### EXCERPTED TEXT
-=-=-

Being pissed, we do the logical thing and buy some bottles of wine to take back to Fred’s flat in Botley (a deliberate socialist league or more from the dreaming spires). By mid-afternoon I am seriously confused but also happy and confident. F
red’s a student so, of course, has no phone. I call John from a phone box to let him know that I am somewhere in Oxford and ‘opposite a garage that looks like a cathedral’. Somehow or another, he tracks me down to where I am dozing on the kerb with my legs stretched out into the road and the traffic making little detours round me, and takes me back to his house. The others are already there. I accept a drink and sit on Peter Levi’s glasses.
The drive to Cheltenham takes three or, maybe, four minutes and I spend the time with my head out of the window, like the family labrador. We get to Alan’s shop where I accept a drink. The reading isn’t scheduled to take place for an hour or more, so the plan is that we’ll first go for an Indian meal, then read, then return to Alan’s house for a bit of a party. All this sounds terrific to me, insofar as I can make sense of it. I nod and smile and accept a drink.
At the Indian restaurant I order most of what the menu has to offer, eat it, and clear up the residue of others’ meals from the little dishes on the hot-plates. I’ve switched from wine back to beer, now, which seems a safe and sensible move. Somewhere a conversation is going on, of which I am a part. Somewhere else, a coracle is afloat on a dark and boisterous sea, myself adrift in that craft, but still happy and confident and anticipating safe landfall.
We return to the bookshop where an audience has assembled: people sitting on the floor in penumbral gloom. At the other end of the shop and, by contrast, under fierce lights, is a trestle table and four chairs. We read in alphabetical order, so Fenton, Fuller, Harsent … who (so far as I can judge) stands, reads, sits, perhaps even acknowledges the applause with a wry smile and a tilt of the head. Peter Levi then gets up to read and I go to sleep – instantly – as night falls on the veldt.
The next thing I know, I’m being woken by James because Alan Hancox has thanked the poets, but also called for a last poem from each of us. Okay, I’m slightly flustered now. In fact, I haven’t a clue where in hell I am or where I’ve been. What I do suspect is that I didn’t sleep silently. (I was given, in those days, to whimpering in my sleep, a characteristic that some girls claimed to find endearing; so much so, in fact, that I had become pretty adept at faking sleep-and-whimper to make myself seem interesting and vulnerable.)

-=-=-

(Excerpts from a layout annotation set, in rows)
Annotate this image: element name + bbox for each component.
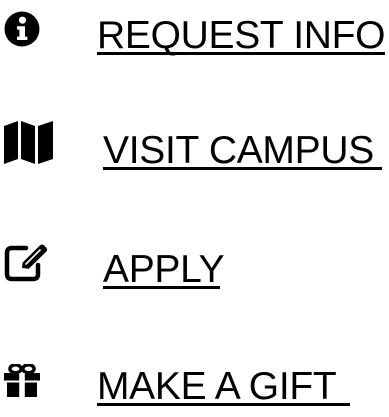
quick-links-nav: REQUEST INFO VISIT CAMPUS APPLY MAKE A G… <box>0 0 389 417</box>
edit-square-icon <box>4 244 54 282</box>
apply-link[interactable]: APPLY <box>0 240 389 300</box>
visit-campus-underline <box>103 167 382 170</box>
apply-label: APPLY <box>103 248 225 291</box>
make-a-gift-link[interactable]: MAKE A GIFT <box>0 352 389 412</box>
nav-item-visit-campus: VISIT CAMPUS <box>0 118 389 178</box>
nav-item-request-info: REQUEST INFO <box>0 4 389 64</box>
gift-icon <box>4 364 40 397</box>
make-a-gift-underline <box>97 403 350 406</box>
map-icon <box>4 121 53 165</box>
apply-underline <box>103 286 220 289</box>
request-info-link[interactable]: REQUEST INFO <box>0 4 389 64</box>
request-info-underline <box>97 52 385 55</box>
request-info-label: REQUEST INFO <box>97 14 386 57</box>
visit-campus-link[interactable]: VISIT CAMPUS <box>0 118 389 178</box>
visit-campus-label: VISIT CAMPUS <box>103 129 374 172</box>
nav-item-make-a-gift: MAKE A GIFT <box>0 352 389 412</box>
make-a-gift-label: MAKE A GIFT <box>97 365 337 408</box>
info-circle-icon <box>4 11 40 47</box>
nav-item-apply: APPLY <box>0 240 389 300</box>
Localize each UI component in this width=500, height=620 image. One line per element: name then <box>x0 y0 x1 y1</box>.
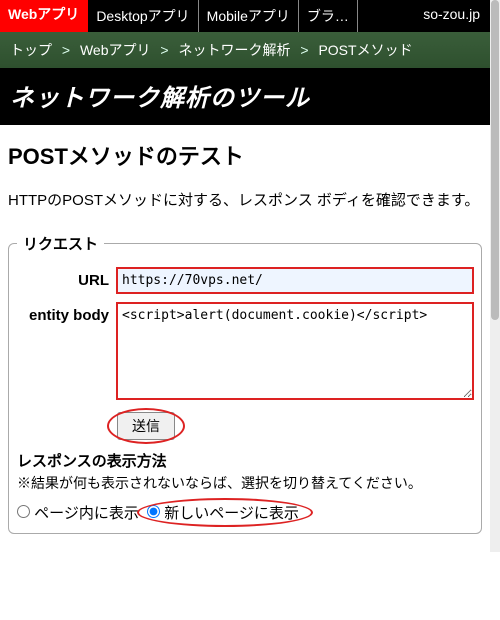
scrollbar-thumb[interactable] <box>491 0 499 320</box>
radio-newpage[interactable] <box>147 505 160 518</box>
nav-tab-browser[interactable]: ブラ… <box>299 0 358 32</box>
radio-inline-label[interactable]: ページ内に表示 <box>17 505 143 522</box>
page-banner: ネットワーク解析のツール <box>0 68 490 125</box>
response-note: ※結果が何も表示されないならば、選択を切り替えてください。 <box>17 473 473 494</box>
radio-inline[interactable] <box>17 505 30 518</box>
nav-tab-desktop[interactable]: Desktopアプリ <box>88 0 198 32</box>
response-display-heading: レスポンスの表示方法 <box>17 450 473 471</box>
breadcrumb-item[interactable]: ネットワーク解析 <box>178 42 290 58</box>
url-input[interactable] <box>117 268 473 293</box>
nav-tab-webapp[interactable]: Webアプリ <box>0 0 88 32</box>
radio-inline-text: ページ内に表示 <box>34 505 139 522</box>
breadcrumb-item[interactable]: トップ <box>10 42 52 58</box>
banner-title: ネットワーク解析のツール <box>10 78 480 113</box>
page-heading: POSTメソッドのテスト <box>8 139 482 171</box>
request-fieldset: リクエスト URL entity body <script>alert(docu… <box>8 233 482 534</box>
url-label: URL <box>17 268 117 289</box>
top-nav: Webアプリ Desktopアプリ Mobileアプリ ブラ… so-zou.j… <box>0 0 490 32</box>
breadcrumb-sep: > <box>56 42 76 58</box>
request-legend: リクエスト <box>17 233 104 254</box>
radio-newpage-label[interactable]: 新しいページに表示 <box>147 505 299 522</box>
breadcrumb: トップ > Webアプリ > ネットワーク解析 > POSTメソッド <box>0 32 490 68</box>
radio-newpage-text: 新しいページに表示 <box>164 505 299 522</box>
nav-tab-mobile[interactable]: Mobileアプリ <box>199 0 299 32</box>
vertical-scrollbar[interactable] <box>490 0 500 552</box>
site-brand[interactable]: so-zou.jp <box>413 0 490 32</box>
response-display-radios: ページ内に表示 新しいページに表示 <box>17 502 473 523</box>
breadcrumb-sep: > <box>154 42 174 58</box>
submit-button[interactable]: 送信 <box>117 412 175 440</box>
breadcrumb-item[interactable]: POSTメソッド <box>318 42 412 58</box>
entity-body-textarea[interactable]: <script>alert(document.cookie)</script> <box>117 303 473 399</box>
breadcrumb-sep: > <box>294 42 314 58</box>
page-lead: HTTPのPOSTメソッドに対する、レスポンス ボディを確認できます。 <box>8 189 482 213</box>
breadcrumb-item[interactable]: Webアプリ <box>80 42 151 58</box>
entity-body-label: entity body <box>17 303 117 324</box>
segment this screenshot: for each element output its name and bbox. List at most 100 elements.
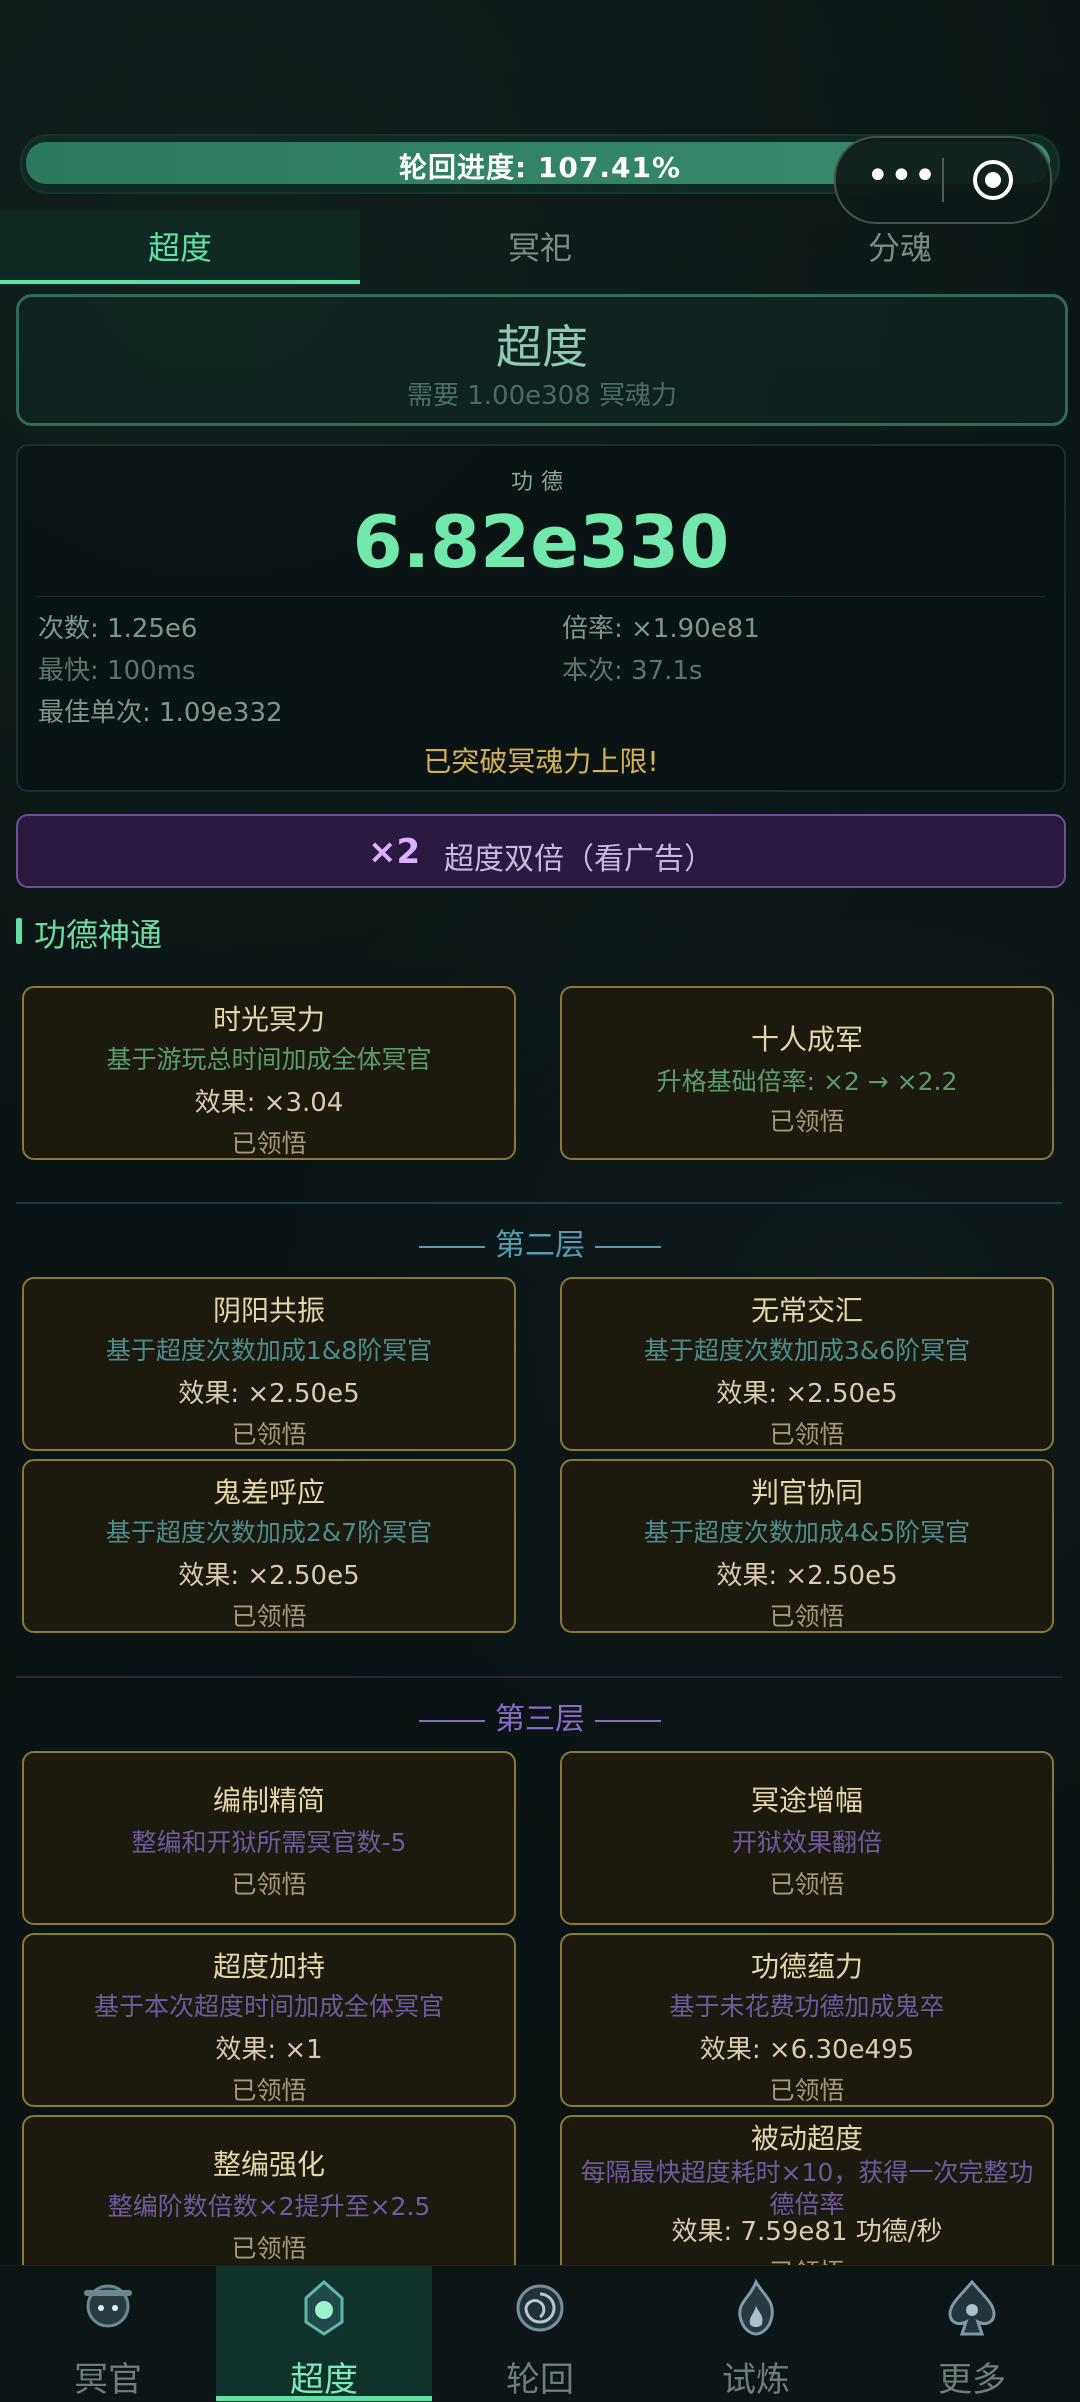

-=-=-

### WHAT YOU WILL DO
[a] Answer these about the excerpt:
(i) In which place is Fred's flat?
(ii) What does the narrator sit on after accepting a drink at John's house?
(iii) In what order do the poets read at the bookshop?
[b] Can you copy the part of the excerpt that opens with the words containing "Being pissed, we" and closes with "Peter Levi’s glasses."?
Use only the excerpt for your answers.

### ANSWERS FOR THIS EXERCISE
[a]
(i) Botley
(ii) Peter Levi's glasses
(iii) Alphabetical order

[b]
Being pissed, we do the logical thing and buy some bottles of wine to take back to Fred’s flat in Botley (a deliberate socialist league or more from the dreaming spires). By mid-afternoon I am seriously confused but also happy and confident. F
red’s a student so, of course, has no phone. I call John from a phone box to let him know that I am somewhere in Oxford and ‘opposite a garage that looks like a cathedral’. Somehow or another, he tracks me down to where I am dozing on the kerb with my legs stretched out into the road and the traffic making little detours round me, and takes me back to his house. The others are already there. I accept a drink and sit on Peter Levi’s glasses.